SUPPLIED DATA:
-- Start --

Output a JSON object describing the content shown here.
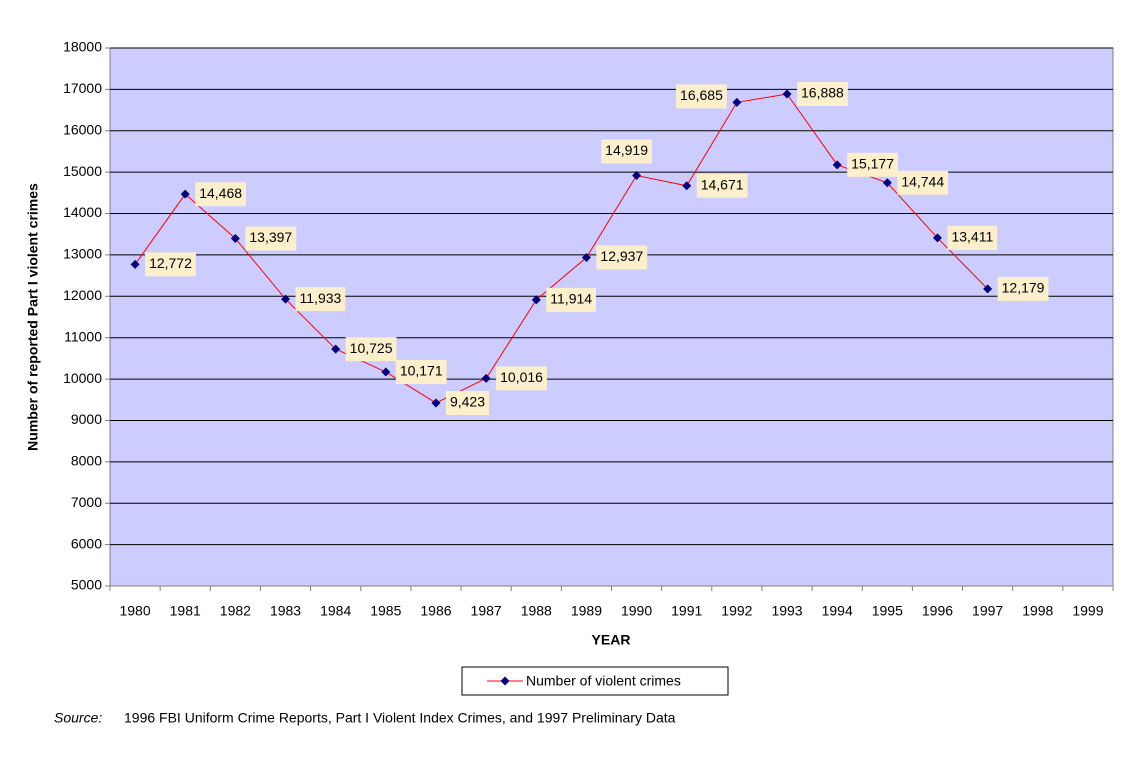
{
  "chart_data": {
    "type": "line",
    "categories": [
      "1980",
      "1981",
      "1982",
      "1983",
      "1984",
      "1985",
      "1986",
      "1987",
      "1988",
      "1989",
      "1990",
      "1991",
      "1992",
      "1993",
      "1994",
      "1995",
      "1996",
      "1997",
      "1998",
      "1999"
    ],
    "series": [
      {
        "name": "Number of violent crimes",
        "color": "#ff0000",
        "marker_color": "#000080",
        "values": [
          12772,
          14468,
          13397,
          11933,
          10725,
          10171,
          9423,
          10016,
          11914,
          12937,
          14919,
          14671,
          16685,
          16888,
          15177,
          14744,
          13411,
          12179,
          null,
          null
        ],
        "value_labels": [
          "12,772",
          "14,468",
          "13,397",
          "11,933",
          "10,725",
          "10,171",
          "9,423",
          "10,016",
          "11,914",
          "12,937",
          "14,919",
          "14,671",
          "16,685",
          "16,888",
          "15,177",
          "14,744",
          "13,411",
          "12,179",
          null,
          null
        ]
      }
    ],
    "ylim": [
      5000,
      18000
    ],
    "yticks": [
      5000,
      6000,
      7000,
      8000,
      9000,
      10000,
      11000,
      12000,
      13000,
      14000,
      15000,
      16000,
      17000,
      18000
    ],
    "xlabel": "YEAR",
    "ylabel": "Number of reported  Part I violent crimes",
    "grid": true,
    "legend": "bottom",
    "source_label": "Source:",
    "source": "1996 FBI Uniform Crime Reports, Part I Violent  Index Crimes, and 1997 Preliminary Data"
  }
}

-- End --

WORK INSTRUCTIONS: Gather up every line from the listing above in which the word "Number" occurs.

THE ANSWER:
        "name": "Number of violent crimes",
    "ylabel": "Number of reported  Part I violent crimes",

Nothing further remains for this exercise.